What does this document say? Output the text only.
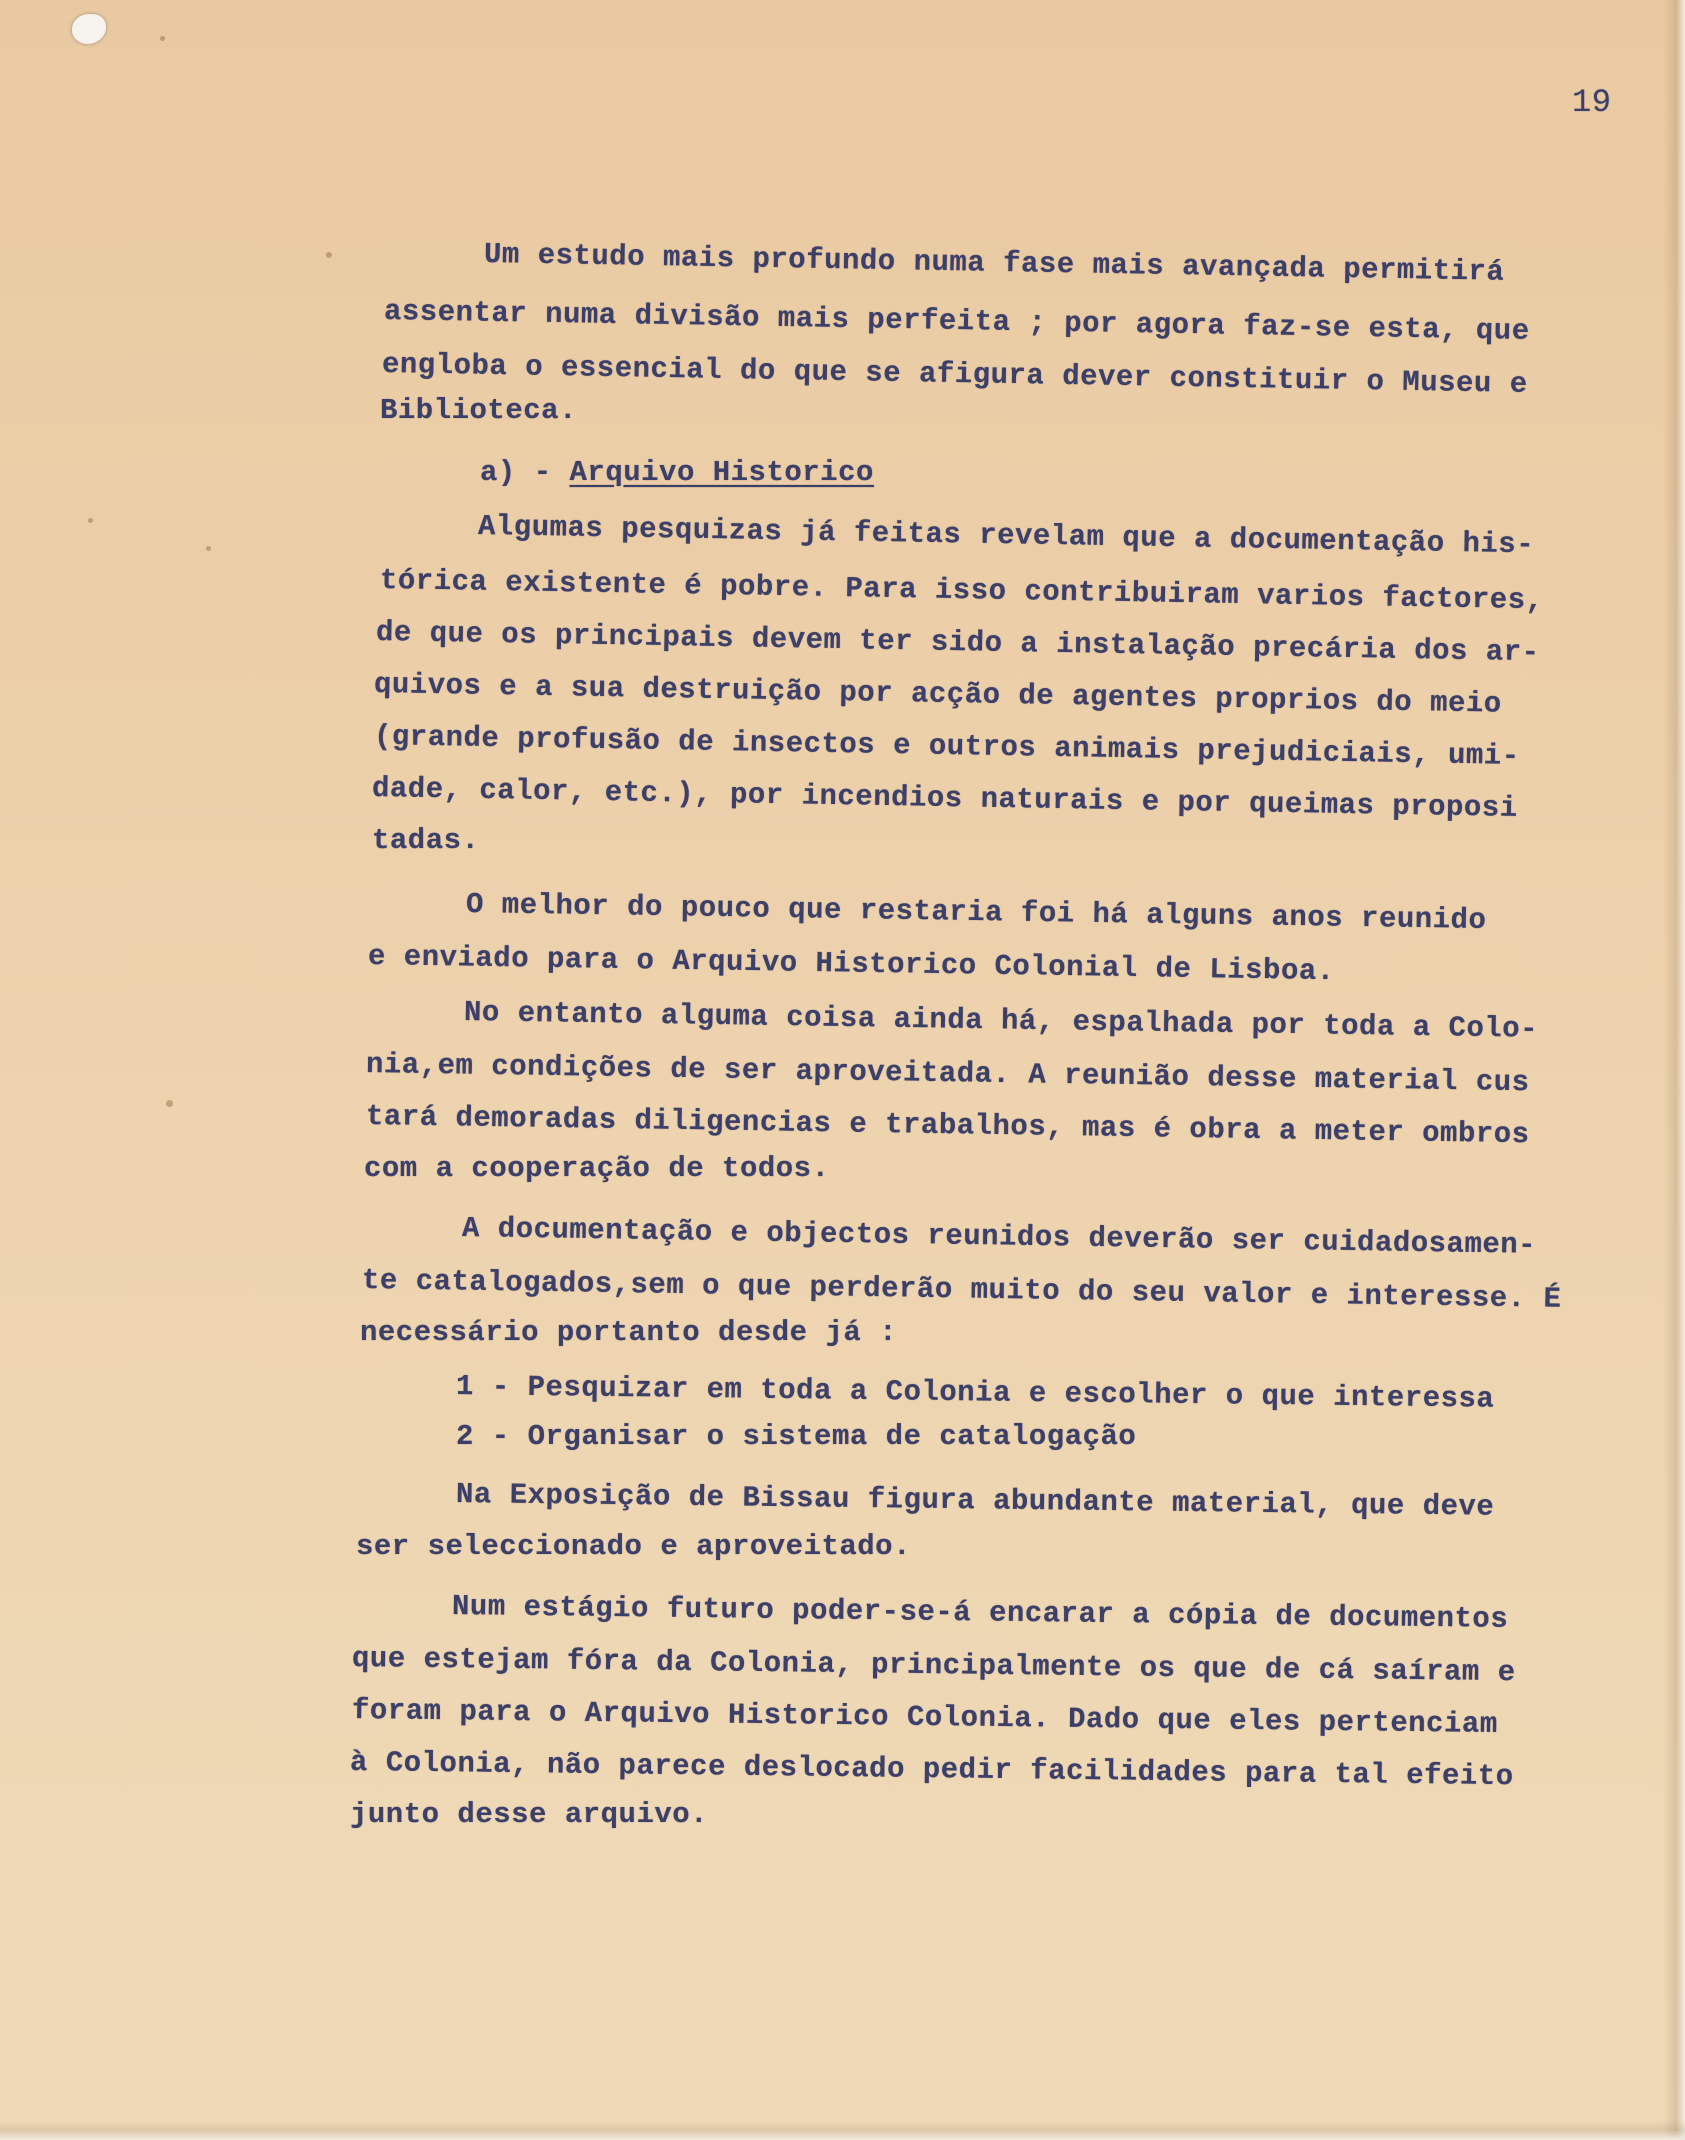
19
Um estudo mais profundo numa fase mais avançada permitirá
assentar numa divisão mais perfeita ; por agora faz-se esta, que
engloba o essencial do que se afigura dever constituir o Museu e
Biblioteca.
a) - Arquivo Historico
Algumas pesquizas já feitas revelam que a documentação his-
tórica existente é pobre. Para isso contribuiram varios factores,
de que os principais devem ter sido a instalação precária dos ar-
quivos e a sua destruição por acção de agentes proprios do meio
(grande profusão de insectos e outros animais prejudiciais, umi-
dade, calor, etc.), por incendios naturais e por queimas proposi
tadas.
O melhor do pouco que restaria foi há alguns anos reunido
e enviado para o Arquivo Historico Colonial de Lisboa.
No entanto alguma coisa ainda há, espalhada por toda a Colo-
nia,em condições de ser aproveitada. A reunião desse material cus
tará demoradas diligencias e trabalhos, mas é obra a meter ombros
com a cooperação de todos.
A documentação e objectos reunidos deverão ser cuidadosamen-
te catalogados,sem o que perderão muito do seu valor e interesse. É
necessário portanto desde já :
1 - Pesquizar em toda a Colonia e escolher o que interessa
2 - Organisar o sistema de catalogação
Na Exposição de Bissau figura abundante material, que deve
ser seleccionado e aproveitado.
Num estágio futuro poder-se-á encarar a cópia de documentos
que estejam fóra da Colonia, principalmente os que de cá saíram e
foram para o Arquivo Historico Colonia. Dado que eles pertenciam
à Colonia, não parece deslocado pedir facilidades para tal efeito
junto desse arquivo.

_Work to do:_ Quote every line word for word and keep the images out of the copy.

_The reply:_
What does this document say? Output the text only.
19
Um estudo mais profundo numa fase mais avançada permitirá
assentar numa divisão mais perfeita ; por agora faz-se esta, que
engloba o essencial do que se afigura dever constituir o Museu e
Biblioteca.
a) - Arquivo Historico
Algumas pesquizas já feitas revelam que a documentação his-
tórica existente é pobre. Para isso contribuiram varios factores,
de que os principais devem ter sido a instalação precária dos ar-
quivos e a sua destruição por acção de agentes proprios do meio
(grande profusão de insectos e outros animais prejudiciais, umi-
dade, calor, etc.), por incendios naturais e por queimas proposi
tadas.
O melhor do pouco que restaria foi há alguns anos reunido
e enviado para o Arquivo Historico Colonial de Lisboa.
No entanto alguma coisa ainda há, espalhada por toda a Colo-
nia,em condições de ser aproveitada. A reunião desse material cus
tará demoradas diligencias e trabalhos, mas é obra a meter ombros
com a cooperação de todos.
A documentação e objectos reunidos deverão ser cuidadosamen-
te catalogados,sem o que perderão muito do seu valor e interesse. É
necessário portanto desde já :
1 - Pesquizar em toda a Colonia e escolher o que interessa
2 - Organisar o sistema de catalogação
Na Exposição de Bissau figura abundante material, que deve
ser seleccionado e aproveitado.
Num estágio futuro poder-se-á encarar a cópia de documentos
que estejam fóra da Colonia, principalmente os que de cá saíram e
foram para o Arquivo Historico Colonia. Dado que eles pertenciam
à Colonia, não parece deslocado pedir facilidades para tal efeito
junto desse arquivo.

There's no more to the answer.